→ What you have to do: Reproduce each line exactly.

━━ The input

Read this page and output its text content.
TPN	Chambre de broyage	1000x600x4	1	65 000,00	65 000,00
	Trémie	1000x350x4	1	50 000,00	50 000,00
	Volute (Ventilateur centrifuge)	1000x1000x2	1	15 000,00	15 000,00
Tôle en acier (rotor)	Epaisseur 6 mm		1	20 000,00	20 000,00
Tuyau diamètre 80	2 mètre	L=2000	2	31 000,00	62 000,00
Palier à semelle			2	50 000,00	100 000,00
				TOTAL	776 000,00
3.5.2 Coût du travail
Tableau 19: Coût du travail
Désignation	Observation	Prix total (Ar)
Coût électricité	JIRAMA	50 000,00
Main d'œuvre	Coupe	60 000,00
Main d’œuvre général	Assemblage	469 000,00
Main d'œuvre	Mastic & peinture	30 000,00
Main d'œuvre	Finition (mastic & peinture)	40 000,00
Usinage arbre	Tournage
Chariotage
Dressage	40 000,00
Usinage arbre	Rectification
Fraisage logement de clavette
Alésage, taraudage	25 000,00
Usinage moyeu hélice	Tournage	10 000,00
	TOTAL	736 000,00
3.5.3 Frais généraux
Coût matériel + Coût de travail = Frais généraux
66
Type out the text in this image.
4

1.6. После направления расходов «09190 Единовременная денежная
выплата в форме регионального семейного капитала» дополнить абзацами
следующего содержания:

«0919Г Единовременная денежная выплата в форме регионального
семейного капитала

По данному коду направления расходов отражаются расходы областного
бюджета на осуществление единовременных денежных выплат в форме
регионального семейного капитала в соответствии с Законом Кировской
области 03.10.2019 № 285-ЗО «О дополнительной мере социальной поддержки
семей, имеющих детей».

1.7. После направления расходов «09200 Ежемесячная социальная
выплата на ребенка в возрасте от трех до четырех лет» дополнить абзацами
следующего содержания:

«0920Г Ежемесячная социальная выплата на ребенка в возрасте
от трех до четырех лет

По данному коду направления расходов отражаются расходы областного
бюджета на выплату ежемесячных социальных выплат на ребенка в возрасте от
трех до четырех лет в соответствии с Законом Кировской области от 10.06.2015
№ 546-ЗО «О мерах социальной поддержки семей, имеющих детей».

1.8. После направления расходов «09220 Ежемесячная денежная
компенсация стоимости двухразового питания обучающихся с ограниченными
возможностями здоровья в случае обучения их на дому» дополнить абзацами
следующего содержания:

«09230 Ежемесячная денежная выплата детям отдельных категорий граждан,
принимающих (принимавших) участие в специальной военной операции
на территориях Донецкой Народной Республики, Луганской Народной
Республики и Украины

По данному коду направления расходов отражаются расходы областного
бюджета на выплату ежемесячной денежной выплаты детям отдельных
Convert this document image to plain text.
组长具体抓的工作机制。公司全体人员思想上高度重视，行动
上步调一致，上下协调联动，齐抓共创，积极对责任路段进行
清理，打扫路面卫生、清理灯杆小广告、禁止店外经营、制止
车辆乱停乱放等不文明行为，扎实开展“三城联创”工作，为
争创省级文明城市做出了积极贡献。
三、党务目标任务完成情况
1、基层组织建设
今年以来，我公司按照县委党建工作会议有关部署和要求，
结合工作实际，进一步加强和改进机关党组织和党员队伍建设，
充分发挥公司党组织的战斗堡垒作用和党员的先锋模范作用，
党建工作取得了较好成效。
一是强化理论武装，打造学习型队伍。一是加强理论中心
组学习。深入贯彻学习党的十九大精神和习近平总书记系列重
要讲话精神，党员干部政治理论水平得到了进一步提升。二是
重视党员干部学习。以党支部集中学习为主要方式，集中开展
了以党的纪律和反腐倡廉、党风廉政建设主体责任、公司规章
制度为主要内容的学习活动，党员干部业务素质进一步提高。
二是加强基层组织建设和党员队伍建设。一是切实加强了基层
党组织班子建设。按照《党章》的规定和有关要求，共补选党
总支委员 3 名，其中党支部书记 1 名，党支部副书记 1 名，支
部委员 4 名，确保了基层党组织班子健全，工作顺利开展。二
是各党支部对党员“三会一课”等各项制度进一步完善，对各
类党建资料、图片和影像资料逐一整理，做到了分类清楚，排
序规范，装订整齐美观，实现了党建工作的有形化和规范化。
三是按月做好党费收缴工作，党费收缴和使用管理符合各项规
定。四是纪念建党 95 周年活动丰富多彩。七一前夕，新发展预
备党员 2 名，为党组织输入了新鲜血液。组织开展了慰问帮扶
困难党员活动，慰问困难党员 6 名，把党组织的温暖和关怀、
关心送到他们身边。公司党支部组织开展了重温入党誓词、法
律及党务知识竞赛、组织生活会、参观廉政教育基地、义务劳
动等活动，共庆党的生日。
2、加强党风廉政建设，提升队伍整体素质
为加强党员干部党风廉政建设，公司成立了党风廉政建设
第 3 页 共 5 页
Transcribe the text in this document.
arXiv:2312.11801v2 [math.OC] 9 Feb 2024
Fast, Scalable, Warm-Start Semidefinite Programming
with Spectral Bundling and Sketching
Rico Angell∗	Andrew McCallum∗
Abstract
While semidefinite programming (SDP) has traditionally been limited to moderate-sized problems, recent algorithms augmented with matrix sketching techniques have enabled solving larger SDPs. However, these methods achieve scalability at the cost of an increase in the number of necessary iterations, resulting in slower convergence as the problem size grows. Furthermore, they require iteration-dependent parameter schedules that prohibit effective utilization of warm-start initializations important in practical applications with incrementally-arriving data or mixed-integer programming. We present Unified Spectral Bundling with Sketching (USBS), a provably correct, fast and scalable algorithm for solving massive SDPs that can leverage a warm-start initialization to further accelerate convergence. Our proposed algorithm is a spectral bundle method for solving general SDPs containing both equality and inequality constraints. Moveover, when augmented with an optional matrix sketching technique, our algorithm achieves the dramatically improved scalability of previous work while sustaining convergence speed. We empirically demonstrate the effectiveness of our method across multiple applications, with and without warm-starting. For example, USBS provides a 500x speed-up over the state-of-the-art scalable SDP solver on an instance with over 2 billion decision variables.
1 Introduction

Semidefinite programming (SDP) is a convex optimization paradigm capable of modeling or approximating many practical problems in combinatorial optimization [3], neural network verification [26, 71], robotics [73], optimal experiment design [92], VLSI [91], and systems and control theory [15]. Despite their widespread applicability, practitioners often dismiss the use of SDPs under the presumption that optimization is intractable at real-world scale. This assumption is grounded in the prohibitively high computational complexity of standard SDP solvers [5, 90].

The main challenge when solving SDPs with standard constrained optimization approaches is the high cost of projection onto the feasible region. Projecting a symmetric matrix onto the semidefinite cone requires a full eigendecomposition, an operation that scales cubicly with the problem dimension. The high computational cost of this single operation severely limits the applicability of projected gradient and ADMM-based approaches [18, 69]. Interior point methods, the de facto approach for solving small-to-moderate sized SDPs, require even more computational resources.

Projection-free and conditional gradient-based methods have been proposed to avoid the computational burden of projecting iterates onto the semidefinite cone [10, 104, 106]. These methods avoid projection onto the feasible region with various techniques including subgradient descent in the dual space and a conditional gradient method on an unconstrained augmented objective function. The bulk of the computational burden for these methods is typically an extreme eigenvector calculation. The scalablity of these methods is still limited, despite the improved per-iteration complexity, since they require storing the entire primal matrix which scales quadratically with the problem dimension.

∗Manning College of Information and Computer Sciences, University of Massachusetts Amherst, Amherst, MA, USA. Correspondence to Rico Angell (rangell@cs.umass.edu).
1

━━━━

→ Full response:
Read this page and output its text content.
TPN	Chambre de broyage	1000x600x4	1	65 000,00	65 000,00
	Trémie	1000x350x4	1	50 000,00	50 000,00
	Volute (Ventilateur centrifuge)	1000x1000x2	1	15 000,00	15 000,00
Tôle en acier (rotor)	Epaisseur 6 mm		1	20 000,00	20 000,00
Tuyau diamètre 80	2 mètre	L=2000	2	31 000,00	62 000,00
Palier à semelle			2	50 000,00	100 000,00
				TOTAL	776 000,00
3.5.2 Coût du travail
Tableau 19: Coût du travail
Désignation	Observation	Prix total (Ar)
Coût électricité	JIRAMA	50 000,00
Main d'œuvre	Coupe	60 000,00
Main d’œuvre général	Assemblage	469 000,00
Main d'œuvre	Mastic & peinture	30 000,00
Main d'œuvre	Finition (mastic & peinture)	40 000,00
Usinage arbre	Tournage
Chariotage
Dressage	40 000,00
Usinage arbre	Rectification
Fraisage logement de clavette
Alésage, taraudage	25 000,00
Usinage moyeu hélice	Tournage	10 000,00
	TOTAL	736 000,00
3.5.3 Frais généraux
Coût matériel + Coût de travail = Frais généraux
66
Type out the text in this image.
4

1.6. После направления расходов «09190 Единовременная денежная
выплата в форме регионального семейного капитала» дополнить абзацами
следующего содержания:

«0919Г Единовременная денежная выплата в форме регионального
семейного капитала

По данному коду направления расходов отражаются расходы областного
бюджета на осуществление единовременных денежных выплат в форме
регионального семейного капитала в соответствии с Законом Кировской
области 03.10.2019 № 285-ЗО «О дополнительной мере социальной поддержки
семей, имеющих детей».

1.7. После направления расходов «09200 Ежемесячная социальная
выплата на ребенка в возрасте от трех до четырех лет» дополнить абзацами
следующего содержания:

«0920Г Ежемесячная социальная выплата на ребенка в возрасте
от трех до четырех лет

По данному коду направления расходов отражаются расходы областного
бюджета на выплату ежемесячных социальных выплат на ребенка в возрасте от
трех до четырех лет в соответствии с Законом Кировской области от 10.06.2015
№ 546-ЗО «О мерах социальной поддержки семей, имеющих детей».

1.8. После направления расходов «09220 Ежемесячная денежная
компенсация стоимости двухразового питания обучающихся с ограниченными
возможностями здоровья в случае обучения их на дому» дополнить абзацами
следующего содержания:

«09230 Ежемесячная денежная выплата детям отдельных категорий граждан,
принимающих (принимавших) участие в специальной военной операции
на территориях Донецкой Народной Республики, Луганской Народной
Республики и Украины

По данному коду направления расходов отражаются расходы областного
бюджета на выплату ежемесячной денежной выплаты детям отдельных
Convert this document image to plain text.
组长具体抓的工作机制。公司全体人员思想上高度重视，行动
上步调一致，上下协调联动，齐抓共创，积极对责任路段进行
清理，打扫路面卫生、清理灯杆小广告、禁止店外经营、制止
车辆乱停乱放等不文明行为，扎实开展“三城联创”工作，为
争创省级文明城市做出了积极贡献。
三、党务目标任务完成情况
1、基层组织建设
今年以来，我公司按照县委党建工作会议有关部署和要求，
结合工作实际，进一步加强和改进机关党组织和党员队伍建设，
充分发挥公司党组织的战斗堡垒作用和党员的先锋模范作用，
党建工作取得了较好成效。
一是强化理论武装，打造学习型队伍。一是加强理论中心
组学习。深入贯彻学习党的十九大精神和习近平总书记系列重
要讲话精神，党员干部政治理论水平得到了进一步提升。二是
重视党员干部学习。以党支部集中学习为主要方式，集中开展
了以党的纪律和反腐倡廉、党风廉政建设主体责任、公司规章
制度为主要内容的学习活动，党员干部业务素质进一步提高。
二是加强基层组织建设和党员队伍建设。一是切实加强了基层
党组织班子建设。按照《党章》的规定和有关要求，共补选党
总支委员 3 名，其中党支部书记 1 名，党支部副书记 1 名，支
部委员 4 名，确保了基层党组织班子健全，工作顺利开展。二
是各党支部对党员“三会一课”等各项制度进一步完善，对各
类党建资料、图片和影像资料逐一整理，做到了分类清楚，排
序规范，装订整齐美观，实现了党建工作的有形化和规范化。
三是按月做好党费收缴工作，党费收缴和使用管理符合各项规
定。四是纪念建党 95 周年活动丰富多彩。七一前夕，新发展预
备党员 2 名，为党组织输入了新鲜血液。组织开展了慰问帮扶
困难党员活动，慰问困难党员 6 名，把党组织的温暖和关怀、
关心送到他们身边。公司党支部组织开展了重温入党誓词、法
律及党务知识竞赛、组织生活会、参观廉政教育基地、义务劳
动等活动，共庆党的生日。
2、加强党风廉政建设，提升队伍整体素质
为加强党员干部党风廉政建设，公司成立了党风廉政建设
第 3 页 共 5 页
Transcribe the text in this document.
arXiv:2312.11801v2 [math.OC] 9 Feb 2024
Fast, Scalable, Warm-Start Semidefinite Programming
with Spectral Bundling and Sketching
Rico Angell∗	Andrew McCallum∗
Abstract
While semidefinite programming (SDP) has traditionally been limited to moderate-sized problems, recent algorithms augmented with matrix sketching techniques have enabled solving larger SDPs. However, these methods achieve scalability at the cost of an increase in the number of necessary iterations, resulting in slower convergence as the problem size grows. Furthermore, they require iteration-dependent parameter schedules that prohibit effective utilization of warm-start initializations important in practical applications with incrementally-arriving data or mixed-integer programming. We present Unified Spectral Bundling with Sketching (USBS), a provably correct, fast and scalable algorithm for solving massive SDPs that can leverage a warm-start initialization to further accelerate convergence. Our proposed algorithm is a spectral bundle method for solving general SDPs containing both equality and inequality constraints. Moveover, when augmented with an optional matrix sketching technique, our algorithm achieves the dramatically improved scalability of previous work while sustaining convergence speed. We empirically demonstrate the effectiveness of our method across multiple applications, with and without warm-starting. For example, USBS provides a 500x speed-up over the state-of-the-art scalable SDP solver on an instance with over 2 billion decision variables.
1 Introduction

Semidefinite programming (SDP) is a convex optimization paradigm capable of modeling or approximating many practical problems in combinatorial optimization [3], neural network verification [26, 71], robotics [73], optimal experiment design [92], VLSI [91], and systems and control theory [15]. Despite their widespread applicability, practitioners often dismiss the use of SDPs under the presumption that optimization is intractable at real-world scale. This assumption is grounded in the prohibitively high computational complexity of standard SDP solvers [5, 90].

The main challenge when solving SDPs with standard constrained optimization approaches is the high cost of projection onto the feasible region. Projecting a symmetric matrix onto the semidefinite cone requires a full eigendecomposition, an operation that scales cubicly with the problem dimension. The high computational cost of this single operation severely limits the applicability of projected gradient and ADMM-based approaches [18, 69]. Interior point methods, the de facto approach for solving small-to-moderate sized SDPs, require even more computational resources.

Projection-free and conditional gradient-based methods have been proposed to avoid the computational burden of projecting iterates onto the semidefinite cone [10, 104, 106]. These methods avoid projection onto the feasible region with various techniques including subgradient descent in the dual space and a conditional gradient method on an unconstrained augmented objective function. The bulk of the computational burden for these methods is typically an extreme eigenvector calculation. The scalablity of these methods is still limited, despite the improved per-iteration complexity, since they require storing the entire primal matrix which scales quadratically with the problem dimension.

∗Manning College of Information and Computer Sciences, University of Massachusetts Amherst, Amherst, MA, USA. Correspondence to Rico Angell (rangell@cs.umass.edu).
1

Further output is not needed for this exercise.